• What is required:
Copy each record exactly as it reads, leaving out any pictures it holds.

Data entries
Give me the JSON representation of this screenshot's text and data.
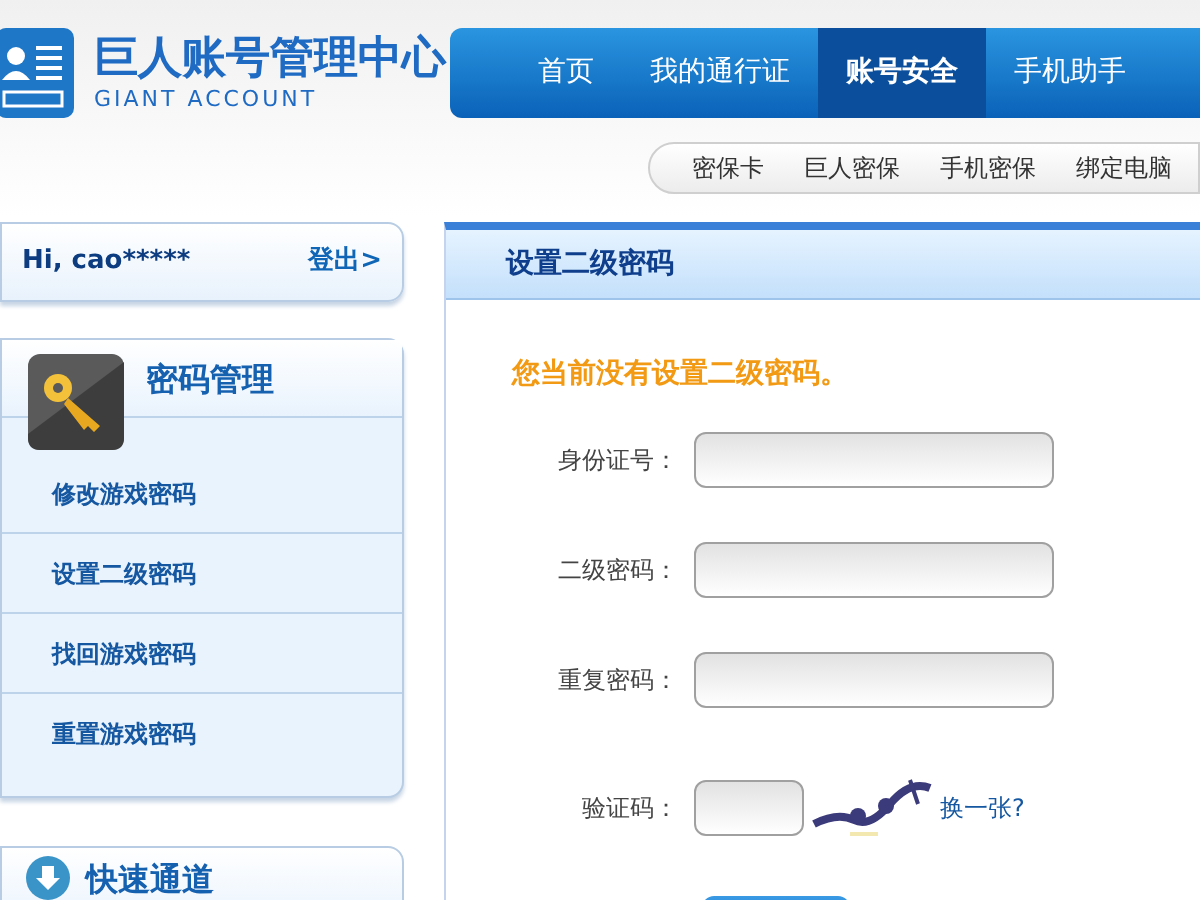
{
  "logo": {
    "title": "巨人账号管理中心",
    "subtitle": "GIANT ACCOUNT"
  },
  "nav": [
    {
      "label": "首页",
      "selected": false
    },
    {
      "label": "我的通行证",
      "selected": false
    },
    {
      "label": "账号安全",
      "selected": true
    },
    {
      "label": "手机助手",
      "selected": false
    }
  ],
  "subnav": [
    "密保卡",
    "巨人密保",
    "手机密保",
    "绑定电脑"
  ],
  "user": {
    "greeting": "Hi, cao*****",
    "logout": "登出>"
  },
  "sidebar": {
    "title": "密码管理",
    "items": [
      "修改游戏密码",
      "设置二级密码",
      "找回游戏密码",
      "重置游戏密码"
    ]
  },
  "quick": {
    "title": "快速通道"
  },
  "panel": {
    "title": "设置二级密码",
    "notice": "您当前没有设置二级密码。",
    "fields": [
      {
        "label": "身份证号：",
        "kind": "text"
      },
      {
        "label": "二级密码：",
        "kind": "text"
      },
      {
        "label": "重复密码：",
        "kind": "text"
      },
      {
        "label": "验证码：",
        "kind": "captcha",
        "refresh": "换一张?"
      }
    ]
  }
}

• Response:
Give me the JSON representation of this screenshot's text and data.
{
  "logo": {
    "title": "巨人账号管理中心",
    "subtitle": "GIANT ACCOUNT"
  },
  "nav": [
    {
      "label": "首页",
      "selected": false
    },
    {
      "label": "我的通行证",
      "selected": false
    },
    {
      "label": "账号安全",
      "selected": true
    },
    {
      "label": "手机助手",
      "selected": false
    }
  ],
  "subnav": [
    "密保卡",
    "巨人密保",
    "手机密保",
    "绑定电脑"
  ],
  "user": {
    "greeting": "Hi, cao*****",
    "logout": "登出>"
  },
  "sidebar": {
    "title": "密码管理",
    "items": [
      "修改游戏密码",
      "设置二级密码",
      "找回游戏密码",
      "重置游戏密码"
    ]
  },
  "quick": {
    "title": "快速通道"
  },
  "panel": {
    "title": "设置二级密码",
    "notice": "您当前没有设置二级密码。",
    "fields": [
      {
        "label": "身份证号：",
        "kind": "text"
      },
      {
        "label": "二级密码：",
        "kind": "text"
      },
      {
        "label": "重复密码：",
        "kind": "text"
      },
      {
        "label": "验证码：",
        "kind": "captcha",
        "refresh": "换一张?"
      }
    ]
  }
}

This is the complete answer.